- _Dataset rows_
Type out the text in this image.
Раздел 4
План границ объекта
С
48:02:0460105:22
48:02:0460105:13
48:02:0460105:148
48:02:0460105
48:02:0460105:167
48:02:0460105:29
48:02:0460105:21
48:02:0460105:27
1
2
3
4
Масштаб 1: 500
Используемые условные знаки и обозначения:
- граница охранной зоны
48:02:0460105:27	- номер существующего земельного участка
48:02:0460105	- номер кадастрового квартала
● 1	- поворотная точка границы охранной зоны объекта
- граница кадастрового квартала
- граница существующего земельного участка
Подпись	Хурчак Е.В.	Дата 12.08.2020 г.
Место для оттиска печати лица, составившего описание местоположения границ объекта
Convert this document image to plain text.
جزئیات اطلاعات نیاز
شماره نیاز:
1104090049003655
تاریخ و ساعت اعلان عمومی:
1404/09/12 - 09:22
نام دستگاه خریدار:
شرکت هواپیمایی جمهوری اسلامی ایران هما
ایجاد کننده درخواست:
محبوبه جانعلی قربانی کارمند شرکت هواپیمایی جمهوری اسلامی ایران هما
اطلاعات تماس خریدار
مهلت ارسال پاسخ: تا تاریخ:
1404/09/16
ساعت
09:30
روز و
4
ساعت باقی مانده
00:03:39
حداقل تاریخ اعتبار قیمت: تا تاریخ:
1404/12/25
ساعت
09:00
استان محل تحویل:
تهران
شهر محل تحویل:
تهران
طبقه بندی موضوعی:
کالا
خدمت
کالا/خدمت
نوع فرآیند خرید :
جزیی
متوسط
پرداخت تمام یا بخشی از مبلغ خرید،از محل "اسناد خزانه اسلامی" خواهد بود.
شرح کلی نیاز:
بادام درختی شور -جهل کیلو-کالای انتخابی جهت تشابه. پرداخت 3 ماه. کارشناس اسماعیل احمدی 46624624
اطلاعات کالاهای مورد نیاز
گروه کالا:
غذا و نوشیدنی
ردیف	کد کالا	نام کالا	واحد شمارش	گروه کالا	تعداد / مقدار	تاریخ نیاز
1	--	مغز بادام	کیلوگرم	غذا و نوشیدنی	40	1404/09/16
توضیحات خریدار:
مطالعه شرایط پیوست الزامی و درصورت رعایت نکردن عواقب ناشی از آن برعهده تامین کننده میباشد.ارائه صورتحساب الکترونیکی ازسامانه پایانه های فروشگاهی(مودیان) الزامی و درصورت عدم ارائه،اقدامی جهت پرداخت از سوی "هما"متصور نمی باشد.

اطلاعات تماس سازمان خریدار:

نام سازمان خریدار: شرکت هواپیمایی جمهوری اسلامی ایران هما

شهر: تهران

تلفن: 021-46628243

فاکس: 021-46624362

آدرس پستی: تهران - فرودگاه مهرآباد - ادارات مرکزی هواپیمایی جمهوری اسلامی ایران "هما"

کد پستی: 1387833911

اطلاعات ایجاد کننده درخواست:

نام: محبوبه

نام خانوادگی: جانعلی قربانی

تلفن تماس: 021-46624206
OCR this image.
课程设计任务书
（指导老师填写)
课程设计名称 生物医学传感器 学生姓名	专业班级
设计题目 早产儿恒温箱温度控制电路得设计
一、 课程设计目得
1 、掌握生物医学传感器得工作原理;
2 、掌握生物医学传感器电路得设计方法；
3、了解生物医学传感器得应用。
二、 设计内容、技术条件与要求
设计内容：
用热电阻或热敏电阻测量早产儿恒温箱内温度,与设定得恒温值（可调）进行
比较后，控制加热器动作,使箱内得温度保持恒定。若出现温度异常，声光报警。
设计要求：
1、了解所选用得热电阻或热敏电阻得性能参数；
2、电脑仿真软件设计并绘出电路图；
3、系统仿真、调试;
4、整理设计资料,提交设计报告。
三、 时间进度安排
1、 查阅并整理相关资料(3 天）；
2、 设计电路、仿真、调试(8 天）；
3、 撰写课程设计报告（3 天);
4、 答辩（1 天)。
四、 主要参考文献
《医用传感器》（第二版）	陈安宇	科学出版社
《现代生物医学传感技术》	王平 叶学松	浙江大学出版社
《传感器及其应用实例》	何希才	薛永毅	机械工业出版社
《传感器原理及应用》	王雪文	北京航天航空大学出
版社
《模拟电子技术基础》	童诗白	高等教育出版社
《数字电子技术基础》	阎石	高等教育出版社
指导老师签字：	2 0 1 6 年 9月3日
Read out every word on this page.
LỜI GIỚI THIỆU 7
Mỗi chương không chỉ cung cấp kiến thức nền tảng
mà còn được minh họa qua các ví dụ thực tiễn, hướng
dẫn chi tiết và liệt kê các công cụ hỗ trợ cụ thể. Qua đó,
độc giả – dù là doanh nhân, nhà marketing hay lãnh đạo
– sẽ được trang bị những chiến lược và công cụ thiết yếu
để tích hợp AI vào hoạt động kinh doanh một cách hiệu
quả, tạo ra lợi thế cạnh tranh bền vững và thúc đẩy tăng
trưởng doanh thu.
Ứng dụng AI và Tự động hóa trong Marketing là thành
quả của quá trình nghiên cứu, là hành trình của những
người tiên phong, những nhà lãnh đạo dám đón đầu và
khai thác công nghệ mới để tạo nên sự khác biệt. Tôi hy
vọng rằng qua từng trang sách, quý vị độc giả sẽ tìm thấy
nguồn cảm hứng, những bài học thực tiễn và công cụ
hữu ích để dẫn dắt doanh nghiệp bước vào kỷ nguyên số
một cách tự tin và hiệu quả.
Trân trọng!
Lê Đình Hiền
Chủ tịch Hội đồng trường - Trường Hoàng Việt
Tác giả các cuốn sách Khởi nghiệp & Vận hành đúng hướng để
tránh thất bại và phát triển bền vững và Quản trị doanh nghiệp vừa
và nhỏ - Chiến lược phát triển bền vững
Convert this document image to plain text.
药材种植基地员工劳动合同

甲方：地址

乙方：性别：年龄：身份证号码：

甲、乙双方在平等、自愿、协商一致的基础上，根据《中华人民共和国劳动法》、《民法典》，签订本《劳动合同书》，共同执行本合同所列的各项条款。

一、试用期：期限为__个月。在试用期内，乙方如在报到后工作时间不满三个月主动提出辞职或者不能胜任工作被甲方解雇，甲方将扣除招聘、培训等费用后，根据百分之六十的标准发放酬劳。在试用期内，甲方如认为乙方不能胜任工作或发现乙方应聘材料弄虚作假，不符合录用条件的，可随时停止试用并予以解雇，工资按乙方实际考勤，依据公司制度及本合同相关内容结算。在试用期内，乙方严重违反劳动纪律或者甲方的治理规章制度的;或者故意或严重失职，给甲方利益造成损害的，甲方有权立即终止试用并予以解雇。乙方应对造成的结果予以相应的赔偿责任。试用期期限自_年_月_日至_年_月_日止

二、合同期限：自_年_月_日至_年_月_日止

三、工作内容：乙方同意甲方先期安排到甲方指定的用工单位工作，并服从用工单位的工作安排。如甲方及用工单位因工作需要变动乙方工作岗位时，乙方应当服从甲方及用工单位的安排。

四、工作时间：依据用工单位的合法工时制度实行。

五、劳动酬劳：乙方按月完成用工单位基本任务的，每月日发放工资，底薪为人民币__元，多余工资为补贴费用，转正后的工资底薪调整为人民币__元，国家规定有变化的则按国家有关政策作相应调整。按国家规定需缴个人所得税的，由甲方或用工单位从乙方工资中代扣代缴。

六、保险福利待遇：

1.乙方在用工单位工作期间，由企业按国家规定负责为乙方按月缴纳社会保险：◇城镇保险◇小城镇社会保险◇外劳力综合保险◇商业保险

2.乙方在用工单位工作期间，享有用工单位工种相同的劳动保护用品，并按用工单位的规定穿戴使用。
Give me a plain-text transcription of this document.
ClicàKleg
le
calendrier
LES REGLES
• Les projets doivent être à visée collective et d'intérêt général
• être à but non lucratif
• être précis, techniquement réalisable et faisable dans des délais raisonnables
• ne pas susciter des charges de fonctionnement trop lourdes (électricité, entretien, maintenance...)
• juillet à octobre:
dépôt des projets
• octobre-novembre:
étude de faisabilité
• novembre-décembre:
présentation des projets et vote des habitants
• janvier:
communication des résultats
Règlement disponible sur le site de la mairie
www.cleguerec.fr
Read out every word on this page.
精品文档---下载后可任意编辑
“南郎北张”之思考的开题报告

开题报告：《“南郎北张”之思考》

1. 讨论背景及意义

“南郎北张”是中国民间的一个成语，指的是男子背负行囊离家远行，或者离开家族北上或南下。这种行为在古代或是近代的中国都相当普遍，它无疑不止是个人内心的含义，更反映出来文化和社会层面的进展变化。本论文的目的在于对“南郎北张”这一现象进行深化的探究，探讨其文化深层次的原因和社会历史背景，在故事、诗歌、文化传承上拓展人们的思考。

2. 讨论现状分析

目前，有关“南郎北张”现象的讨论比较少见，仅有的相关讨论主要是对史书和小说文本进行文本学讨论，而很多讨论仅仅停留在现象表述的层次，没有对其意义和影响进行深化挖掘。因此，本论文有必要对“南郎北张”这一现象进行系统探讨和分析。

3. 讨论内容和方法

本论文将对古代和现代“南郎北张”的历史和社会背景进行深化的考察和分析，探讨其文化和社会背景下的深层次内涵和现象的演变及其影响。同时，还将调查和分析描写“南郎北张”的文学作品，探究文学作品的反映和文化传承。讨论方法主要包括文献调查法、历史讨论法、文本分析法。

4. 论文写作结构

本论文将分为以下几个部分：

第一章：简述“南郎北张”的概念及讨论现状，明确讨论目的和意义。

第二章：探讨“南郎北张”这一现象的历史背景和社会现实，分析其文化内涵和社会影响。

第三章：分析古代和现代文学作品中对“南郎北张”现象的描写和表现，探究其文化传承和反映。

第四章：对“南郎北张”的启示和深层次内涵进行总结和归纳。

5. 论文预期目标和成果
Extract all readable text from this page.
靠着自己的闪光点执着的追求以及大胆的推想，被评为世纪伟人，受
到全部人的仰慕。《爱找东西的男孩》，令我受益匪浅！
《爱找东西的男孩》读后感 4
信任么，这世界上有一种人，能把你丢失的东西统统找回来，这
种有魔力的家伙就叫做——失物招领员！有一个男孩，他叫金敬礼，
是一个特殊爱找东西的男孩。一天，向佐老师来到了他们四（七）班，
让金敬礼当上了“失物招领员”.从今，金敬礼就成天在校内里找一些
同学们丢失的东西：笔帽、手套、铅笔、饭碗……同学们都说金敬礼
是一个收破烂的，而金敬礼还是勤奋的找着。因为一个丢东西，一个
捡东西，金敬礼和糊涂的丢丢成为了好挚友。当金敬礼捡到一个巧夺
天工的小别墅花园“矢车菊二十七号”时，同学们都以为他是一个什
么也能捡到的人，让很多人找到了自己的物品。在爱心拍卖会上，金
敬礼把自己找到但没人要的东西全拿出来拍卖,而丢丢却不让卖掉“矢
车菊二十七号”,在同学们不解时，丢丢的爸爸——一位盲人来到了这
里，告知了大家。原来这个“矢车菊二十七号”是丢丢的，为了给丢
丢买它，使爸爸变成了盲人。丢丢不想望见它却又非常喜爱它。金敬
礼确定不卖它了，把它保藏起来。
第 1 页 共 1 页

- _REQUIRED TASK_
Please quote exactly the lines from the one containing "Extract all readable text from this page." through the last line of the records above, both included, and nothing else.

- _TASK SOLUTION_
Extract all readable text from this page.
靠着自己的闪光点执着的追求以及大胆的推想，被评为世纪伟人，受
到全部人的仰慕。《爱找东西的男孩》，令我受益匪浅！
《爱找东西的男孩》读后感 4
信任么，这世界上有一种人，能把你丢失的东西统统找回来，这
种有魔力的家伙就叫做——失物招领员！有一个男孩，他叫金敬礼，
是一个特殊爱找东西的男孩。一天，向佐老师来到了他们四（七）班，
让金敬礼当上了“失物招领员”.从今，金敬礼就成天在校内里找一些
同学们丢失的东西：笔帽、手套、铅笔、饭碗……同学们都说金敬礼
是一个收破烂的，而金敬礼还是勤奋的找着。因为一个丢东西，一个
捡东西，金敬礼和糊涂的丢丢成为了好挚友。当金敬礼捡到一个巧夺
天工的小别墅花园“矢车菊二十七号”时，同学们都以为他是一个什
么也能捡到的人，让很多人找到了自己的物品。在爱心拍卖会上，金
敬礼把自己找到但没人要的东西全拿出来拍卖,而丢丢却不让卖掉“矢
车菊二十七号”,在同学们不解时，丢丢的爸爸——一位盲人来到了这
里，告知了大家。原来这个“矢车菊二十七号”是丢丢的，为了给丢
丢买它，使爸爸变成了盲人。丢丢不想望见它却又非常喜爱它。金敬
礼确定不卖它了，把它保藏起来。
第 1 页 共 1 页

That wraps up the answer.